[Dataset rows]
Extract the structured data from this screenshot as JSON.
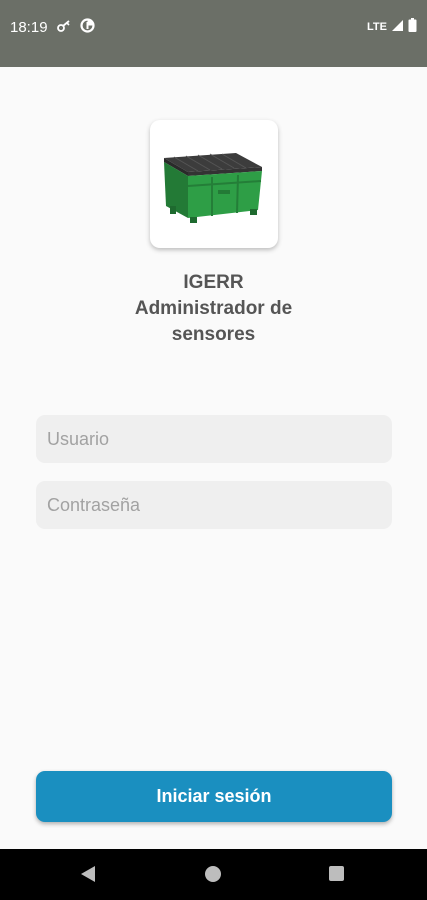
{
  "status_bar": {
    "time": "18:19",
    "network": "LTE",
    "icons": [
      "key-icon",
      "data-saver-icon",
      "signal-icon",
      "battery-icon"
    ]
  },
  "app": {
    "title_line1": "IGERR",
    "title_line2": "Administrador de",
    "title_line3": "sensores",
    "logo": "dumpster-icon"
  },
  "form": {
    "username_placeholder": "Usuario",
    "password_placeholder": "Contraseña",
    "username_value": "",
    "password_value": ""
  },
  "login_button": {
    "label": "Iniciar sesión"
  },
  "nav_bar": {
    "icons": [
      "back-icon",
      "home-icon",
      "recents-icon"
    ]
  },
  "colors": {
    "status_bar": "#6b6f67",
    "background": "#fafafa",
    "field_bg": "#efefef",
    "button": "#1a8fc0",
    "title_text": "#555555",
    "dumpster_green": "#2e9e46"
  }
}
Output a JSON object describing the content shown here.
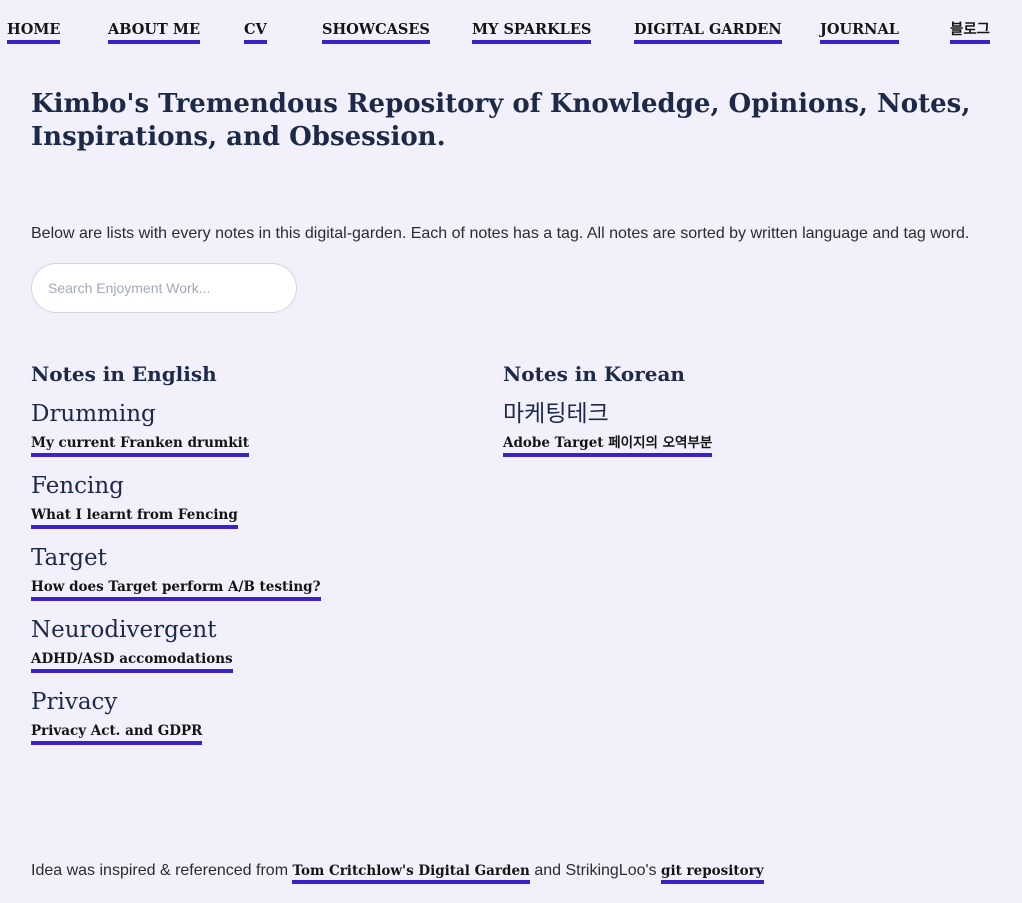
{
  "nav": {
    "items": [
      {
        "label": "HOME"
      },
      {
        "label": "ABOUT ME"
      },
      {
        "label": "CV"
      },
      {
        "label": "SHOWCASES"
      },
      {
        "label": "MY SPARKLES"
      },
      {
        "label": "DIGITAL GARDEN"
      },
      {
        "label": "JOURNAL"
      },
      {
        "label": "블로그"
      }
    ]
  },
  "page": {
    "title": "Kimbo's Tremendous Repository of Knowledge, Opinions, Notes, Inspirations, and Obsession.",
    "intro": "Below are lists with every notes in this digital-garden. Each of notes has a tag. All notes are sorted by written language and tag word."
  },
  "search": {
    "placeholder": "Search Enjoyment Work..."
  },
  "english": {
    "heading": "Notes in English",
    "groups": [
      {
        "tag": "Drumming",
        "note": "My current Franken drumkit"
      },
      {
        "tag": "Fencing",
        "note": "What I learnt from Fencing"
      },
      {
        "tag": "Target",
        "note": "How does Target perform A/B testing?"
      },
      {
        "tag": "Neurodivergent",
        "note": "ADHD/ASD accomodations"
      },
      {
        "tag": "Privacy",
        "note": "Privacy Act. and GDPR"
      }
    ]
  },
  "korean": {
    "heading": "Notes in Korean",
    "groups": [
      {
        "tag": "마케팅테크",
        "note": "Adobe Target 페이지의 오역부분"
      }
    ]
  },
  "footer": {
    "prefix": "Idea was inspired & referenced from",
    "link1": "Tom Critchlow's Digital Garden",
    "middle": "and StrikingLoo's",
    "link2": "git repository"
  },
  "colors": {
    "accent": "#3c22c6",
    "background": "#f2f0fa",
    "heading": "#1c2a48"
  }
}
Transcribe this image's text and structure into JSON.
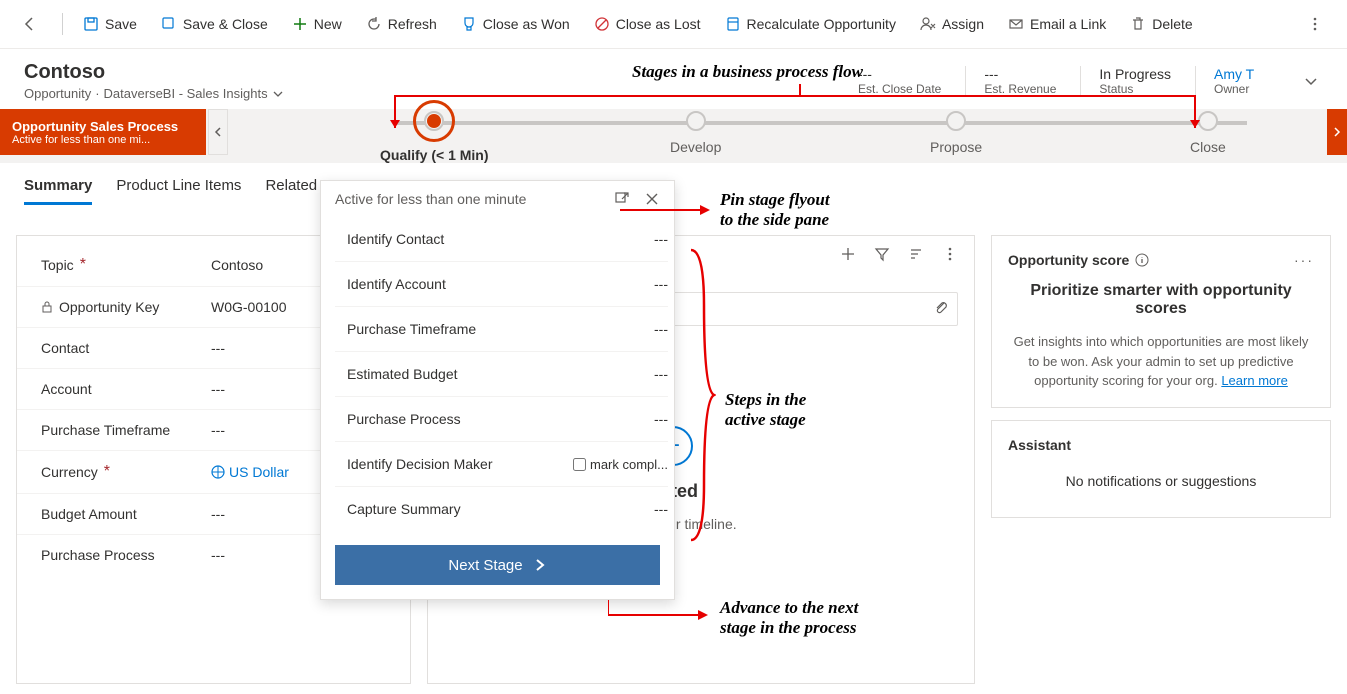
{
  "commandBar": {
    "save": "Save",
    "saveClose": "Save & Close",
    "new": "New",
    "refresh": "Refresh",
    "closeWon": "Close as Won",
    "closeLost": "Close as Lost",
    "recalc": "Recalculate Opportunity",
    "assign": "Assign",
    "emailLink": "Email a Link",
    "delete": "Delete"
  },
  "header": {
    "title": "Contoso",
    "entity": "Opportunity",
    "view": "DataverseBI - Sales Insights",
    "estCloseDate": {
      "val": "---",
      "lbl": "Est. Close Date"
    },
    "estRevenue": {
      "val": "---",
      "lbl": "Est. Revenue"
    },
    "status": {
      "val": "In Progress",
      "lbl": "Status"
    },
    "owner": {
      "val": "Amy T",
      "lbl": "Owner"
    }
  },
  "bpf": {
    "processName": "Opportunity Sales Process",
    "processSub": "Active for less than one mi...",
    "stages": [
      "Qualify  (< 1 Min)",
      "Develop",
      "Propose",
      "Close"
    ]
  },
  "tabs": [
    "Summary",
    "Product Line Items",
    "Related"
  ],
  "fields": {
    "topic": {
      "label": "Topic",
      "value": "Contoso"
    },
    "oppKey": {
      "label": "Opportunity Key",
      "value": "W0G-00100"
    },
    "contact": {
      "label": "Contact",
      "value": "---"
    },
    "account": {
      "label": "Account",
      "value": "---"
    },
    "purchaseTimeframe": {
      "label": "Purchase Timeframe",
      "value": "---"
    },
    "currency": {
      "label": "Currency",
      "value": "US Dollar"
    },
    "budgetAmount": {
      "label": "Budget Amount",
      "value": "---"
    },
    "purchaseProcess": {
      "label": "Purchase Process",
      "value": "---"
    }
  },
  "flyout": {
    "headerText": "Active for less than one minute",
    "steps": [
      {
        "label": "Identify Contact",
        "value": "---"
      },
      {
        "label": "Identify Account",
        "value": "---"
      },
      {
        "label": "Purchase Timeframe",
        "value": "---"
      },
      {
        "label": "Estimated Budget",
        "value": "---"
      },
      {
        "label": "Purchase Process",
        "value": "---"
      },
      {
        "label": "Identify Decision Maker",
        "checkbox": "mark compl..."
      },
      {
        "label": "Capture Summary",
        "value": "---"
      }
    ],
    "nextStageLabel": "Next Stage"
  },
  "timeline": {
    "startedHeading": "started",
    "hint": "records in your timeline."
  },
  "oppScore": {
    "title": "Opportunity score",
    "heading": "Prioritize smarter with opportunity scores",
    "body": "Get insights into which opportunities are most likely to be won. Ask your admin to set up predictive opportunity scoring for your org. ",
    "learnMore": "Learn more"
  },
  "assistant": {
    "title": "Assistant",
    "empty": "No notifications or suggestions"
  },
  "annotations": {
    "stages": "Stages in a business process flow",
    "pin": "Pin stage flyout\nto the side pane",
    "steps": "Steps in the\nactive stage",
    "advance": "Advance to the next\nstage in the process"
  }
}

- **DIRECTIONS FOR THIS TASK**:
Reproduce every entry exactly, but omit each picture.

- **THE REPLY**:
Extract the structured data from this screenshot as JSON.
{
  "status_bar": {
    "time": "18:19",
    "network": "LTE",
    "icons": [
      "key-icon",
      "data-saver-icon",
      "signal-icon",
      "battery-icon"
    ]
  },
  "app": {
    "title_line1": "IGERR",
    "title_line2": "Administrador de",
    "title_line3": "sensores",
    "logo": "dumpster-icon"
  },
  "form": {
    "username_placeholder": "Usuario",
    "password_placeholder": "Contraseña",
    "username_value": "",
    "password_value": ""
  },
  "login_button": {
    "label": "Iniciar sesión"
  },
  "nav_bar": {
    "icons": [
      "back-icon",
      "home-icon",
      "recents-icon"
    ]
  },
  "colors": {
    "status_bar": "#6b6f67",
    "background": "#fafafa",
    "field_bg": "#efefef",
    "button": "#1a8fc0",
    "title_text": "#555555",
    "dumpster_green": "#2e9e46"
  }
}
Output a JSON object describing the content shown here.
{
  "nav": {
    "items": [
      {
        "label": "HOME"
      },
      {
        "label": "ABOUT ME"
      },
      {
        "label": "CV"
      },
      {
        "label": "SHOWCASES"
      },
      {
        "label": "MY SPARKLES"
      },
      {
        "label": "DIGITAL GARDEN"
      },
      {
        "label": "JOURNAL"
      },
      {
        "label": "블로그"
      }
    ]
  },
  "page": {
    "title": "Kimbo's Tremendous Repository of Knowledge, Opinions, Notes, Inspirations, and Obsession.",
    "intro": "Below are lists with every notes in this digital-garden. Each of notes has a tag. All notes are sorted by written language and tag word."
  },
  "search": {
    "placeholder": "Search Enjoyment Work..."
  },
  "english": {
    "heading": "Notes in English",
    "groups": [
      {
        "tag": "Drumming",
        "note": "My current Franken drumkit"
      },
      {
        "tag": "Fencing",
        "note": "What I learnt from Fencing"
      },
      {
        "tag": "Target",
        "note": "How does Target perform A/B testing?"
      },
      {
        "tag": "Neurodivergent",
        "note": "ADHD/ASD accomodations"
      },
      {
        "tag": "Privacy",
        "note": "Privacy Act. and GDPR"
      }
    ]
  },
  "korean": {
    "heading": "Notes in Korean",
    "groups": [
      {
        "tag": "마케팅테크",
        "note": "Adobe Target 페이지의 오역부분"
      }
    ]
  },
  "footer": {
    "prefix": "Idea was inspired & referenced from",
    "link1": "Tom Critchlow's Digital Garden",
    "middle": "and StrikingLoo's",
    "link2": "git repository"
  },
  "colors": {
    "accent": "#3c22c6",
    "background": "#f2f0fa",
    "heading": "#1c2a48"
  }
}
Transcribe this image's text and structure into JSON.
{
  "commandBar": {
    "save": "Save",
    "saveClose": "Save & Close",
    "new": "New",
    "refresh": "Refresh",
    "closeWon": "Close as Won",
    "closeLost": "Close as Lost",
    "recalc": "Recalculate Opportunity",
    "assign": "Assign",
    "emailLink": "Email a Link",
    "delete": "Delete"
  },
  "header": {
    "title": "Contoso",
    "entity": "Opportunity",
    "view": "DataverseBI - Sales Insights",
    "estCloseDate": {
      "val": "---",
      "lbl": "Est. Close Date"
    },
    "estRevenue": {
      "val": "---",
      "lbl": "Est. Revenue"
    },
    "status": {
      "val": "In Progress",
      "lbl": "Status"
    },
    "owner": {
      "val": "Amy T",
      "lbl": "Owner"
    }
  },
  "bpf": {
    "processName": "Opportunity Sales Process",
    "processSub": "Active for less than one mi...",
    "stages": [
      "Qualify  (< 1 Min)",
      "Develop",
      "Propose",
      "Close"
    ]
  },
  "tabs": [
    "Summary",
    "Product Line Items",
    "Related"
  ],
  "fields": {
    "topic": {
      "label": "Topic",
      "value": "Contoso"
    },
    "oppKey": {
      "label": "Opportunity Key",
      "value": "W0G-00100"
    },
    "contact": {
      "label": "Contact",
      "value": "---"
    },
    "account": {
      "label": "Account",
      "value": "---"
    },
    "purchaseTimeframe": {
      "label": "Purchase Timeframe",
      "value": "---"
    },
    "currency": {
      "label": "Currency",
      "value": "US Dollar"
    },
    "budgetAmount": {
      "label": "Budget Amount",
      "value": "---"
    },
    "purchaseProcess": {
      "label": "Purchase Process",
      "value": "---"
    }
  },
  "flyout": {
    "headerText": "Active for less than one minute",
    "steps": [
      {
        "label": "Identify Contact",
        "value": "---"
      },
      {
        "label": "Identify Account",
        "value": "---"
      },
      {
        "label": "Purchase Timeframe",
        "value": "---"
      },
      {
        "label": "Estimated Budget",
        "value": "---"
      },
      {
        "label": "Purchase Process",
        "value": "---"
      },
      {
        "label": "Identify Decision Maker",
        "checkbox": "mark compl..."
      },
      {
        "label": "Capture Summary",
        "value": "---"
      }
    ],
    "nextStageLabel": "Next Stage"
  },
  "timeline": {
    "startedHeading": "started",
    "hint": "records in your timeline."
  },
  "oppScore": {
    "title": "Opportunity score",
    "heading": "Prioritize smarter with opportunity scores",
    "body": "Get insights into which opportunities are most likely to be won. Ask your admin to set up predictive opportunity scoring for your org. ",
    "learnMore": "Learn more"
  },
  "assistant": {
    "title": "Assistant",
    "empty": "No notifications or suggestions"
  },
  "annotations": {
    "stages": "Stages in a business process flow",
    "pin": "Pin stage flyout\nto the side pane",
    "steps": "Steps in the\nactive stage",
    "advance": "Advance to the next\nstage in the process"
  }
}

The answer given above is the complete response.